**PROBLEM STATEMENT**
Copy out the data exactly, leaving the pictures behind.

-- start DATASET RECORDS --

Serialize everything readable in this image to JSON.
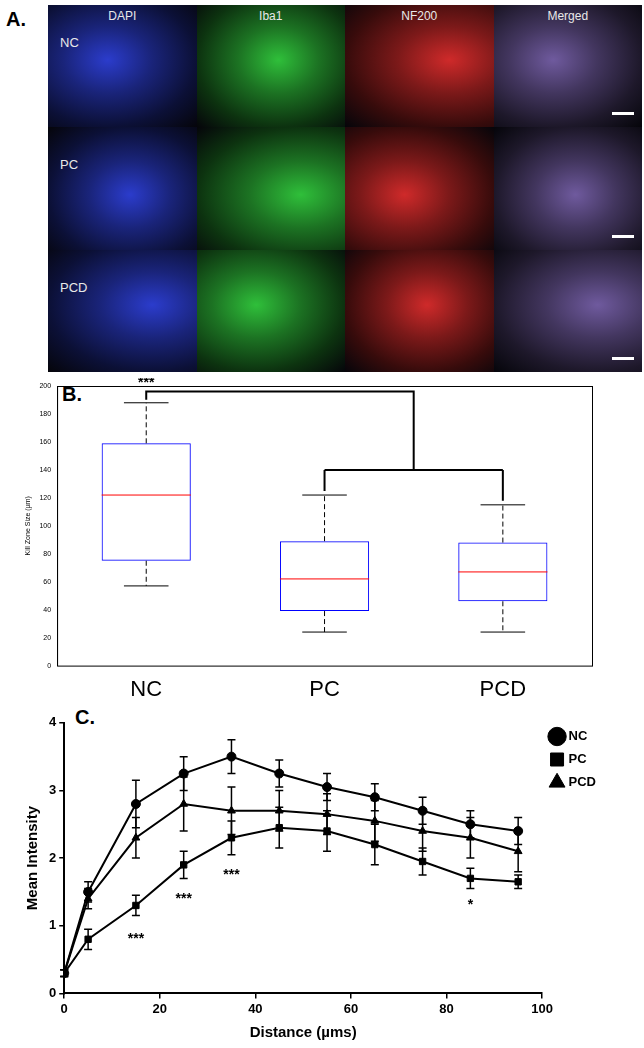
{
  "chart_data": [
    {
      "type": "image_grid",
      "title": "A.",
      "columns": [
        "DAPI",
        "Iba1",
        "NF200",
        "Merged"
      ],
      "rows": [
        "NC",
        "PC",
        "PCD"
      ],
      "colors": [
        "#2b3ccc",
        "#2fbf3a",
        "#cf2a2a",
        "#6f5a9e"
      ]
    },
    {
      "type": "box",
      "title": "B.",
      "y_label": "Kill Zone Size (µm)",
      "categories": [
        "NC",
        "PC",
        "PCD"
      ],
      "min": [
        57,
        24,
        24
      ],
      "q1": [
        75,
        39,
        46
      ],
      "median": [
        122,
        62,
        67
      ],
      "q3": [
        159,
        89,
        88
      ],
      "max": [
        188,
        122,
        115
      ],
      "color": "#0000ff",
      "ylim": [
        0,
        200
      ],
      "yticks": [
        0,
        20,
        40,
        60,
        80,
        100,
        120,
        140,
        160,
        180,
        200
      ],
      "grid": false,
      "annotations": [
        {
          "text": "***",
          "from": "NC",
          "to": [
            "PC",
            "PCD"
          ],
          "y": 196,
          "y2": 140
        }
      ]
    },
    {
      "type": "line",
      "title": "C.",
      "x_label": "Distance (µms)",
      "y_label": "Mean Intensity",
      "x": [
        0,
        5,
        15,
        25,
        35,
        45,
        55,
        65,
        75,
        85,
        95
      ],
      "series": [
        {
          "name": "NC",
          "color": "#000000",
          "marker": "circle",
          "values": [
            0.3,
            1.5,
            2.8,
            3.25,
            3.5,
            3.25,
            3.05,
            2.9,
            2.7,
            2.5,
            2.4
          ],
          "errors": [
            0.05,
            0.15,
            0.35,
            0.25,
            0.25,
            0.2,
            0.2,
            0.2,
            0.2,
            0.2,
            0.2
          ]
        },
        {
          "name": "PC",
          "color": "#000000",
          "marker": "square",
          "values": [
            0.3,
            0.8,
            1.3,
            1.9,
            2.3,
            2.45,
            2.4,
            2.2,
            1.95,
            1.7,
            1.65
          ],
          "errors": [
            0.05,
            0.15,
            0.15,
            0.2,
            0.25,
            0.3,
            0.3,
            0.3,
            0.2,
            0.15,
            0.1
          ]
        },
        {
          "name": "PCD",
          "color": "#000000",
          "marker": "triangle",
          "values": [
            0.3,
            1.4,
            2.3,
            2.8,
            2.7,
            2.7,
            2.65,
            2.55,
            2.4,
            2.3,
            2.1
          ],
          "errors": [
            0.05,
            0.15,
            0.3,
            0.4,
            0.35,
            0.3,
            0.3,
            0.3,
            0.3,
            0.3,
            0.3
          ]
        }
      ],
      "xlim": [
        0,
        100
      ],
      "xticks": [
        0,
        20,
        40,
        60,
        80,
        100
      ],
      "ylim": [
        0,
        4
      ],
      "yticks": [
        0,
        1,
        2,
        3,
        4
      ],
      "grid": false,
      "legend": "right",
      "annotations": [
        {
          "x": 15,
          "y": 0.8,
          "text": "***"
        },
        {
          "x": 25,
          "y": 1.4,
          "text": "***"
        },
        {
          "x": 35,
          "y": 1.75,
          "text": "***"
        },
        {
          "x": 85,
          "y": 1.3,
          "text": "*"
        }
      ]
    }
  ]
}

-- end DATASET RECORDS --

**EXERCISE RESPONSE**
Serialize everything readable in this image to JSON.
{
  "chart_data": [
    {
      "type": "image_grid",
      "title": "A.",
      "columns": [
        "DAPI",
        "Iba1",
        "NF200",
        "Merged"
      ],
      "rows": [
        "NC",
        "PC",
        "PCD"
      ],
      "colors": [
        "#2b3ccc",
        "#2fbf3a",
        "#cf2a2a",
        "#6f5a9e"
      ]
    },
    {
      "type": "box",
      "title": "B.",
      "y_label": "Kill Zone Size (µm)",
      "categories": [
        "NC",
        "PC",
        "PCD"
      ],
      "min": [
        57,
        24,
        24
      ],
      "q1": [
        75,
        39,
        46
      ],
      "median": [
        122,
        62,
        67
      ],
      "q3": [
        159,
        89,
        88
      ],
      "max": [
        188,
        122,
        115
      ],
      "color": "#0000ff",
      "ylim": [
        0,
        200
      ],
      "yticks": [
        0,
        20,
        40,
        60,
        80,
        100,
        120,
        140,
        160,
        180,
        200
      ],
      "grid": false,
      "annotations": [
        {
          "text": "***",
          "from": "NC",
          "to": [
            "PC",
            "PCD"
          ],
          "y": 196,
          "y2": 140
        }
      ]
    },
    {
      "type": "line",
      "title": "C.",
      "x_label": "Distance (µms)",
      "y_label": "Mean Intensity",
      "x": [
        0,
        5,
        15,
        25,
        35,
        45,
        55,
        65,
        75,
        85,
        95
      ],
      "series": [
        {
          "name": "NC",
          "color": "#000000",
          "marker": "circle",
          "values": [
            0.3,
            1.5,
            2.8,
            3.25,
            3.5,
            3.25,
            3.05,
            2.9,
            2.7,
            2.5,
            2.4
          ],
          "errors": [
            0.05,
            0.15,
            0.35,
            0.25,
            0.25,
            0.2,
            0.2,
            0.2,
            0.2,
            0.2,
            0.2
          ]
        },
        {
          "name": "PC",
          "color": "#000000",
          "marker": "square",
          "values": [
            0.3,
            0.8,
            1.3,
            1.9,
            2.3,
            2.45,
            2.4,
            2.2,
            1.95,
            1.7,
            1.65
          ],
          "errors": [
            0.05,
            0.15,
            0.15,
            0.2,
            0.25,
            0.3,
            0.3,
            0.3,
            0.2,
            0.15,
            0.1
          ]
        },
        {
          "name": "PCD",
          "color": "#000000",
          "marker": "triangle",
          "values": [
            0.3,
            1.4,
            2.3,
            2.8,
            2.7,
            2.7,
            2.65,
            2.55,
            2.4,
            2.3,
            2.1
          ],
          "errors": [
            0.05,
            0.15,
            0.3,
            0.4,
            0.35,
            0.3,
            0.3,
            0.3,
            0.3,
            0.3,
            0.3
          ]
        }
      ],
      "xlim": [
        0,
        100
      ],
      "xticks": [
        0,
        20,
        40,
        60,
        80,
        100
      ],
      "ylim": [
        0,
        4
      ],
      "yticks": [
        0,
        1,
        2,
        3,
        4
      ],
      "grid": false,
      "legend": "right",
      "annotations": [
        {
          "x": 15,
          "y": 0.8,
          "text": "***"
        },
        {
          "x": 25,
          "y": 1.4,
          "text": "***"
        },
        {
          "x": 35,
          "y": 1.75,
          "text": "***"
        },
        {
          "x": 85,
          "y": 1.3,
          "text": "*"
        }
      ]
    }
  ]
}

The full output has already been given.